* START *
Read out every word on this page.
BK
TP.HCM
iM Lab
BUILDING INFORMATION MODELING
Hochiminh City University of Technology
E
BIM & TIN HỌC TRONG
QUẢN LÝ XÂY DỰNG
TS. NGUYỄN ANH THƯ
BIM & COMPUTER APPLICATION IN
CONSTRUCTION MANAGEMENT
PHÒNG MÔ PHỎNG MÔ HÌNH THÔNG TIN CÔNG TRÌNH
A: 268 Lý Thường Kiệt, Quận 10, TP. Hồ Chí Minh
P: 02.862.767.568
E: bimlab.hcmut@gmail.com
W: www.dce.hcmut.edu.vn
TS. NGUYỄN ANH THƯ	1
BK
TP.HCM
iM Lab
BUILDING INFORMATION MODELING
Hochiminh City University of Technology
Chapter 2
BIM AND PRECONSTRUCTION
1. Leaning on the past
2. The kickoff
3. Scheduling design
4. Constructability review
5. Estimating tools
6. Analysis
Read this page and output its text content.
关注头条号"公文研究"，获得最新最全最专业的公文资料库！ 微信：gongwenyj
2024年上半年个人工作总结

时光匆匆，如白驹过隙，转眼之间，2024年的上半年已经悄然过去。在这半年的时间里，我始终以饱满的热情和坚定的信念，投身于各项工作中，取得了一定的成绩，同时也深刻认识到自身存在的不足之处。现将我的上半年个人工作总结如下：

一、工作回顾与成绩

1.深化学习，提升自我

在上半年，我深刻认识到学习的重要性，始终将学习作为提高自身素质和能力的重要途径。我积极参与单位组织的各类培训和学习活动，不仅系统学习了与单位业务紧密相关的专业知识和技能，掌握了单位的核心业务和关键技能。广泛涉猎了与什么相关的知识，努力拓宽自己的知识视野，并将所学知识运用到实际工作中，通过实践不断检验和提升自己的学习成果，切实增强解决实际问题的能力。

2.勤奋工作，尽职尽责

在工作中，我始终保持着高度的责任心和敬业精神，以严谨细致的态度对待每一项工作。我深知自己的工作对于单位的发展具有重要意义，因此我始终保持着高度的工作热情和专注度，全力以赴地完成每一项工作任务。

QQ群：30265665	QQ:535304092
* END *
DIRECTIONS FOR THIS TASK: Your task is to give the records above again, exactly.

FINISHED ANSWER:
Read out every word on this page.
BK
TP.HCM
iM Lab
BUILDING INFORMATION MODELING
Hochiminh City University of Technology
E
BIM & TIN HỌC TRONG
QUẢN LÝ XÂY DỰNG
TS. NGUYỄN ANH THƯ
BIM & COMPUTER APPLICATION IN
CONSTRUCTION MANAGEMENT
PHÒNG MÔ PHỎNG MÔ HÌNH THÔNG TIN CÔNG TRÌNH
A: 268 Lý Thường Kiệt, Quận 10, TP. Hồ Chí Minh
P: 02.862.767.568
E: bimlab.hcmut@gmail.com
W: www.dce.hcmut.edu.vn
TS. NGUYỄN ANH THƯ	1
BK
TP.HCM
iM Lab
BUILDING INFORMATION MODELING
Hochiminh City University of Technology
Chapter 2
BIM AND PRECONSTRUCTION
1. Leaning on the past
2. The kickoff
3. Scheduling design
4. Constructability review
5. Estimating tools
6. Analysis
Read this page and output its text content.
关注头条号"公文研究"，获得最新最全最专业的公文资料库！ 微信：gongwenyj
2024年上半年个人工作总结

时光匆匆，如白驹过隙，转眼之间，2024年的上半年已经悄然过去。在这半年的时间里，我始终以饱满的热情和坚定的信念，投身于各项工作中，取得了一定的成绩，同时也深刻认识到自身存在的不足之处。现将我的上半年个人工作总结如下：

一、工作回顾与成绩

1.深化学习，提升自我

在上半年，我深刻认识到学习的重要性，始终将学习作为提高自身素质和能力的重要途径。我积极参与单位组织的各类培训和学习活动，不仅系统学习了与单位业务紧密相关的专业知识和技能，掌握了单位的核心业务和关键技能。广泛涉猎了与什么相关的知识，努力拓宽自己的知识视野，并将所学知识运用到实际工作中，通过实践不断检验和提升自己的学习成果，切实增强解决实际问题的能力。

2.勤奋工作，尽职尽责

在工作中，我始终保持着高度的责任心和敬业精神，以严谨细致的态度对待每一项工作。我深知自己的工作对于单位的发展具有重要意义，因此我始终保持着高度的工作热情和专注度，全力以赴地完成每一项工作任务。

QQ群：30265665	QQ:535304092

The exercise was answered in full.